───── Testo fornito

Le proteine in polvere

Prima di parlare di questo argomento è bene  introdurlo a dovere facendo una dovuta premessa. Infatti, c’è da dire che tutte le cellule del corpo umano contengono proteine. Non solo i muscoli quindi ma anche le ossa, capelli e la stessa pelle. Per quanto riguarda questo integratore, è probabilmente il più discusso e allo stesso tempo erroneamente giudicato. Può sembrare strano ma è 80% (mi tengo basso) degli stessi utilizzatori a far trapelare informazioni assurde più che sbagliate. Infatti l’integratore contenete proteine del siero del latte, della soia, o di qualsivoglia altra fonte proteica, altro non che un sostituto di un pasto che potremmo tranquillamente fare con altre fonti simili. In questo articolo mi limiterò a spiegare come si arrivi a ottenere le classiche proteine del siero del latte. Il processo è simile, con le dovute differenze in base alla materia prima da lavorare, anche per le altre fonti proteiche in commercio. Come si ottengono le proteine del siero del latte? Chi ha u po’ di dimestichezza in campo caseario sa che il siero si ricava semplicemente dalla cagliatura del latte, un processo che separa, in parole povere il caglio dal siero stesso. Il caglio, o cagliata, cioè la parte più densa che viene fuori dalla lavorazione del latte, viene utilizzato e lavorato per poter creare formaggi di vari tipi. Il siero ricavato da questa stessa lavorazione invece, viene trattato in modo da essere purificato prima di arrivare al risultato finale. Esistono due modi di lavorarlo:

Micro filtrazione: nient’altro che un filtraggio del siero tramite un setaccio a maglie così fitte da riuscire a trattenere al sul interno eventuali impurità conferendo così al siero stesso quella purezza che la lavorazione richiede;

Scambio Ionico: in questo caso viene sfruttata la carica ionica del siero stesso conferendo al prodotto maggiore qualità, tramite un’estrazione più accurata. Per farla breve questa è la procedura usata per quelle che dovranno diventare proteine isolate al 90% o più. Questa procedura cerca di eliminare i 2 macronutrienti considerati “infiltrati”, carboidrati e grassi, che insieme alle proteine compongono il latte all’origine.

──────────

*Descrizione attività*:
Trascrivi alla lettera il tratto del testo sulle proteine in polvere compreso tra "Micro filtrazione: nient’altro" e "il latte all’origine.", estremi inclusi.

───── Dati forniti

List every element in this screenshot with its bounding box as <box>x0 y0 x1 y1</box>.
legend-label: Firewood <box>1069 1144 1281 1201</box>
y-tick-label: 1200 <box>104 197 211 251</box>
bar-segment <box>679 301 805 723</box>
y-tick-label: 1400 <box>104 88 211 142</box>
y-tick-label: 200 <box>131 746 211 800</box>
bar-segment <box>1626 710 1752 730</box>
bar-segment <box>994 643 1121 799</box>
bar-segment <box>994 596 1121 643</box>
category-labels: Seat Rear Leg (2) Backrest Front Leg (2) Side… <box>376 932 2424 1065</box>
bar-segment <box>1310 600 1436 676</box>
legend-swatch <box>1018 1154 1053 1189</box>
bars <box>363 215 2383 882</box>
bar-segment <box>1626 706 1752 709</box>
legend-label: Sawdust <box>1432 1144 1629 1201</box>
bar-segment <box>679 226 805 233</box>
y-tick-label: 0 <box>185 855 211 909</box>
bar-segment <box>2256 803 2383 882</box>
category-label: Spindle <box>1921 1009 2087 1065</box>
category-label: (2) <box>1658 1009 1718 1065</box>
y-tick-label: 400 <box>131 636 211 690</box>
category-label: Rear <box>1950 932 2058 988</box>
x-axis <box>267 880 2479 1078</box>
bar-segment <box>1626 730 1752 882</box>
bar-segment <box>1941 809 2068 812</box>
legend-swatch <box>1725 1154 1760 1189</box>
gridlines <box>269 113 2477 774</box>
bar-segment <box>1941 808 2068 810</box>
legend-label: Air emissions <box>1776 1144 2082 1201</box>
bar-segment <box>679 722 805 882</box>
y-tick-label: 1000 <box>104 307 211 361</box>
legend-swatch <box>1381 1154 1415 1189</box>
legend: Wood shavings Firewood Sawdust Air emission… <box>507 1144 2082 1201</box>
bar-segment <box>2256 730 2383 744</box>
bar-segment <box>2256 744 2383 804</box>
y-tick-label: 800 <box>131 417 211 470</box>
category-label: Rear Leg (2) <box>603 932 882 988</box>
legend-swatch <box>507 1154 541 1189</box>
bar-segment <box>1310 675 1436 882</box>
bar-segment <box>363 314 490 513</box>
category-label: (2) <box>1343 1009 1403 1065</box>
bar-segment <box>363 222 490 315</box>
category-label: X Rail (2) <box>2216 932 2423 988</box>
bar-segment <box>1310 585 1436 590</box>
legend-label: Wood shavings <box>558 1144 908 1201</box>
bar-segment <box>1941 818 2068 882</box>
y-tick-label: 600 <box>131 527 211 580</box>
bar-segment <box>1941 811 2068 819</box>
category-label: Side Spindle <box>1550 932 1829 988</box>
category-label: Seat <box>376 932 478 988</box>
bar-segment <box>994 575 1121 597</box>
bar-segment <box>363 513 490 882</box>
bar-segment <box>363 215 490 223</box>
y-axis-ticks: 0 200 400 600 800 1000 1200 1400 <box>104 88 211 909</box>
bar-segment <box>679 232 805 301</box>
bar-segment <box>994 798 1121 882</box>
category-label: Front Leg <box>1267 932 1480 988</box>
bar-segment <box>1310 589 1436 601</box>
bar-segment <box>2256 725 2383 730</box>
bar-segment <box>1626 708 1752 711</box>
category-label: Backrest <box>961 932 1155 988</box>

──────────

*Risposta*:
Micro filtrazione: nient’altro che un filtraggio del siero tramite un setaccio a maglie così fitte da riuscire a trattenere al sul interno eventuali impurità conferendo così al siero stesso quella purezza che la lavorazione richiede;

Scambio Ionico: in questo caso viene sfruttata la carica ionica del siero stesso conferendo al prodotto maggiore qualità, tramite un’estrazione più accurata. Per farla breve questa è la procedura usata per quelle che dovranno diventare proteine isolate al 90% o più. Questa procedura cerca di eliminare i 2 macronutrienti considerati “infiltrati”, carboidrati e grassi, che insieme alle proteine compongono il latte all’origine.